> Do this:
Duplicate the items verbatim, beginning at the line that contains "panel-1-xaxis-label: Time, Hours" and stopping after the line that contains "panel-4-riometer-label: Riometer <box>70".

> Data for processing:
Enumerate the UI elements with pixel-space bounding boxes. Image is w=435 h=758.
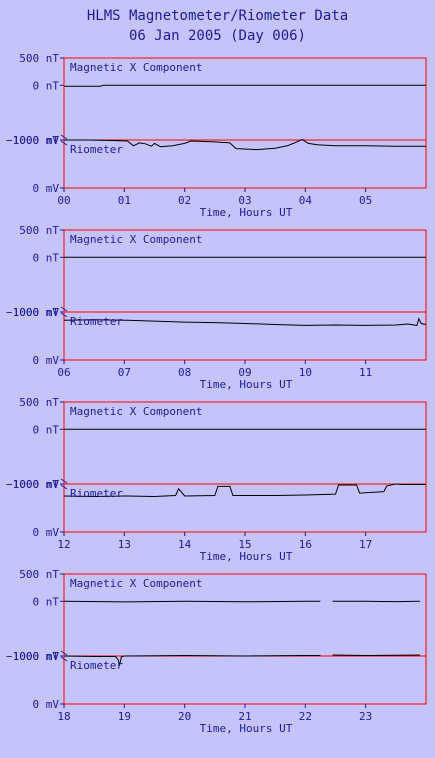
panel-1-xaxis-label: Time, Hours UT <box>200 206 293 219</box>
panel-3-xtick-label-0: 12 <box>57 538 70 551</box>
panel-2-xtick-label-4: 10 <box>299 366 312 379</box>
panel-2-xtick-label-1: 07 <box>118 366 131 379</box>
panel-1-xtick-label-5: 05 <box>359 194 372 207</box>
panel-4-axis-break <box>60 650 68 662</box>
panel-4-magnetic-ytick-label-2: −1000 nT <box>6 650 59 663</box>
panel-4-magnetic-subplot: 500 nT 0 nT −1000 nT Magnetic X Component <box>6 568 427 663</box>
panel-4-xtick-label-0: 18 <box>57 710 70 723</box>
panel-2-axis-break <box>60 306 68 318</box>
panel-2-magnetic-label: Magnetic X Component <box>70 233 202 246</box>
panel-4-riometer-label: Riometer <box>70 659 123 672</box>
panel-3-riometer-trace <box>63 483 426 498</box>
chart-title: HLMS Magnetometer/Riometer Data <box>86 8 349 24</box>
panel-1-axis-break <box>60 134 68 146</box>
panel-3-xtick-label-3: 15 <box>238 538 251 551</box>
chart-date-subtitle: 06 Jan 2005 (Day 006) <box>128 28 306 44</box>
panel-2-riometer-ytick-label-1: 0 mV <box>33 354 60 367</box>
panel-1-xtick-label-2: 02 <box>178 194 191 207</box>
panel-2-riometer-label: Riometer <box>70 315 123 328</box>
panel-2-magnetic-ytick-label-1: 0 nT <box>33 251 60 264</box>
panel-1-magnetic-ytick-label-1: 0 nT <box>33 79 60 92</box>
panel-3-magnetic-label: Magnetic X Component <box>70 405 202 418</box>
panel-2-xtick-label-0: 06 <box>57 366 70 379</box>
panel-4-riometer-ytick-label-0: 1000 mV <box>13 650 60 663</box>
panel-3-magnetic-subplot: 500 nT 0 nT −1000 nT Magnetic X Component <box>6 396 427 491</box>
panel-4-xtick-label-4: 22 <box>299 710 312 723</box>
panel-3-riometer-ytick-label-0: 1000 mV <box>13 478 60 491</box>
panel-1-xtick-label-1: 01 <box>118 194 131 207</box>
panel-4-xtick-label-5: 23 <box>359 710 372 723</box>
panel-3-riometer-label: Riometer <box>70 487 123 500</box>
panel-1: 500 nT 0 nT −1000 nT Magnetic X Component 10… <box>6 52 427 219</box>
panel-4-xaxis-label: Time, Hours UT <box>200 722 293 735</box>
panel-1-magnetic-ytick-label-0: 500 nT <box>19 52 59 65</box>
panel-3-xtick-label-1: 13 <box>118 538 131 551</box>
panel-4-xtick-label-2: 20 <box>178 710 191 723</box>
panel-3-riometer-ytick-label-1: 0 mV <box>33 526 60 539</box>
panel-4-xtick-label-1: 19 <box>118 710 131 723</box>
panel-2-riometer-ytick-label-0: 1000 mV <box>13 306 60 319</box>
panel-4: 500 nT 0 nT −1000 nT Magnetic X Component 10… <box>6 568 427 735</box>
panel-1-magnetic-ytick-label-2: −1000 nT <box>6 134 59 147</box>
panel-2-magnetic-ytick-label-2: −1000 nT <box>6 306 59 319</box>
panel-3-xtick-label-5: 17 <box>359 538 372 551</box>
panel-3-xaxis-label: Time, Hours UT <box>200 550 293 563</box>
panel-3-xtick-label-4: 16 <box>299 538 312 551</box>
panel-2-xtick-label-2: 08 <box>178 366 191 379</box>
panel-3-axis-break <box>60 478 68 490</box>
panel-1-xtick-label-3: 03 <box>238 194 251 207</box>
panel-2-xtick-label-5: 11 <box>359 366 372 379</box>
panel-3-magnetic-ytick-label-2: −1000 nT <box>6 478 59 491</box>
panel-1-riometer-trace <box>64 138 426 151</box>
panel-2: 500 nT 0 nT −1000 nT Magnetic X Component 10… <box>6 224 427 391</box>
panel-2-riometer-subplot: 1000 mV 0 mV Riometer <box>13 306 427 367</box>
panel-1-xtick-label-0: 00 <box>57 194 70 207</box>
panel-1-xtick-label-4: 04 <box>299 194 313 207</box>
panel-1-riometer-ytick-label-1: 0 mV <box>33 182 60 195</box>
panel-2-xtick-label-3: 09 <box>238 366 251 379</box>
panel-1-magnetic-subplot: 500 nT 0 nT −1000 nT Magnetic X Component <box>6 52 427 147</box>
panel-2-xaxis-label: Time, Hours UT <box>200 378 293 391</box>
panel-4-riometer-ytick-label-1: 0 mV <box>33 698 60 711</box>
panel-4-magnetic-ytick-label-0: 500 nT <box>19 568 59 581</box>
panel-2-magnetic-subplot: 500 nT 0 nT −1000 nT Magnetic X Component <box>6 224 427 319</box>
panel-1-riometer-subplot: 1000 mV 0 mV Riometer <box>13 134 427 195</box>
panel-4-riometer-subplot: 1000 mV 0 mV Riometer <box>13 650 427 711</box>
panel-1-magnetic-label: Magnetic X Component <box>70 61 202 74</box>
panel-1-riometer-ytick-label-0: 1000 mV <box>13 134 60 147</box>
panel-4-magnetic-trace <box>63 600 421 603</box>
panel-3-riometer-subplot: 1000 mV 0 mV Riometer <box>13 478 427 539</box>
panel-4-magnetic-label: Magnetic X Component <box>70 577 202 590</box>
panel-4-xtick-label-3: 21 <box>238 710 251 723</box>
panel-4-magnetic-ytick-label-1: 0 nT <box>33 595 60 608</box>
panel-3-xtick-label-2: 14 <box>178 538 192 551</box>
panel-3-magnetic-ytick-label-1: 0 nT <box>33 423 60 436</box>
panel-2-magnetic-ytick-label-0: 500 nT <box>19 224 59 237</box>
panel-3: 500 nT 0 nT −1000 nT Magnetic X Component 10… <box>6 396 427 563</box>
panel-2-riometer-trace <box>63 317 427 326</box>
panel-1-riometer-label: Riometer <box>70 143 123 156</box>
panel-3-magnetic-ytick-label-0: 500 nT <box>19 396 59 409</box>
panel-1-magnetic-trace <box>64 84 426 87</box>
panel-4-riometer-trace <box>63 654 421 666</box>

> Worked answer:
panel-1-xaxis-label: Time, Hours UT <box>200 206 293 219</box>
panel-3-xtick-label-0: 12 <box>57 538 70 551</box>
panel-2-xtick-label-4: 10 <box>299 366 312 379</box>
panel-2-xtick-label-1: 07 <box>118 366 131 379</box>
panel-1-xtick-label-5: 05 <box>359 194 372 207</box>
panel-4-axis-break <box>60 650 68 662</box>
panel-4-magnetic-ytick-label-2: −1000 nT <box>6 650 59 663</box>
panel-4-magnetic-subplot: 500 nT 0 nT −1000 nT Magnetic X Component <box>6 568 427 663</box>
panel-4-xtick-label-0: 18 <box>57 710 70 723</box>
panel-2-axis-break <box>60 306 68 318</box>
panel-2-magnetic-label: Magnetic X Component <box>70 233 202 246</box>
panel-4-riometer-label: Riometer <box>70 659 123 672</box>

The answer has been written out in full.